→ The exercise
All entries below need to be written out exactly, but without their pictures.
###
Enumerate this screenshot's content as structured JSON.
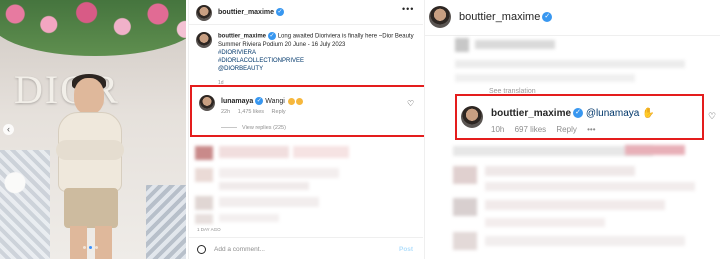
{
  "photo": {
    "brand_text": "DIOR",
    "prev_arrow": "‹",
    "slide_count": 3,
    "active_slide": 2
  },
  "post": {
    "username": "bouttier_maxime",
    "more": "•••",
    "caption": {
      "username": "bouttier_maxime",
      "text": "Long awaited Dioriviera is finally here ~Dior Beauty Summer Riviera Podium 20 June - 16 July 2023",
      "hashtags": [
        "#DIORIVIERA",
        "#DIORLACOLLECTIONPRIVEE",
        "@DIORBEAUTY"
      ],
      "time": "1d"
    },
    "comment": {
      "username": "lunamaya",
      "text": "Wangi",
      "time": "22h",
      "likes": "1,475 likes",
      "reply_label": "Reply",
      "view_replies": "View replies (225)"
    },
    "footer_time": "1 DAY AGO",
    "add_comment_placeholder": "Add a comment...",
    "post_button": "Post"
  },
  "zoom": {
    "username": "bouttier_maxime",
    "see_translation": "See translation",
    "reply": {
      "username": "bouttier_maxime",
      "mention": "@lunamaya",
      "time": "10h",
      "likes": "697 likes",
      "reply_label": "Reply",
      "more": "•••"
    }
  },
  "colors": {
    "highlight_border": "#e41d1d",
    "verified_blue": "#3897f0",
    "link_blue": "#00376b",
    "meta_gray": "#8e8e8e"
  },
  "icons": {
    "verified": "verified-badge-icon",
    "heart": "heart-icon",
    "emoji": "smiley-icon",
    "more": "more-options-icon",
    "hand": "waving-hand-icon"
  }
}
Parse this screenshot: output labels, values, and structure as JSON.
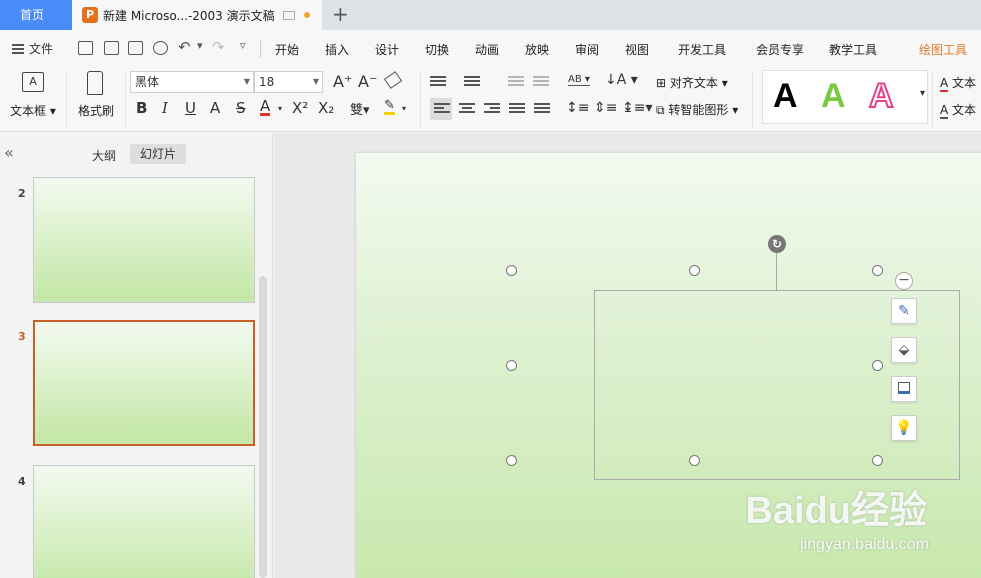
###
→ Output below
Enumerate this screenshot's content as structured JSON.
{
  "photo": {
    "brand_text": "DIOR",
    "prev_arrow": "‹",
    "slide_count": 3,
    "active_slide": 2
  },
  "post": {
    "username": "bouttier_maxime",
    "more": "•••",
    "caption": {
      "username": "bouttier_maxime",
      "text": "Long awaited Dioriviera is finally here ~Dior Beauty Summer Riviera Podium 20 June - 16 July 2023",
      "hashtags": [
        "#DIORIVIERA",
        "#DIORLACOLLECTIONPRIVEE",
        "@DIORBEAUTY"
      ],
      "time": "1d"
    },
    "comment": {
      "username": "lunamaya",
      "text": "Wangi",
      "time": "22h",
      "likes": "1,475 likes",
      "reply_label": "Reply",
      "view_replies": "View replies (225)"
    },
    "footer_time": "1 DAY AGO",
    "add_comment_placeholder": "Add a comment...",
    "post_button": "Post"
  },
  "zoom": {
    "username": "bouttier_maxime",
    "see_translation": "See translation",
    "reply": {
      "username": "bouttier_maxime",
      "mention": "@lunamaya",
      "time": "10h",
      "likes": "697 likes",
      "reply_label": "Reply",
      "more": "•••"
    }
  },
  "colors": {
    "highlight_border": "#e41d1d",
    "verified_blue": "#3897f0",
    "link_blue": "#00376b",
    "meta_gray": "#8e8e8e"
  },
  "icons": {
    "verified": "verified-badge-icon",
    "heart": "heart-icon",
    "emoji": "smiley-icon",
    "more": "more-options-icon",
    "hand": "waving-hand-icon"
  }
}
Parse this screenshot: output labels, values, and structure as JSON.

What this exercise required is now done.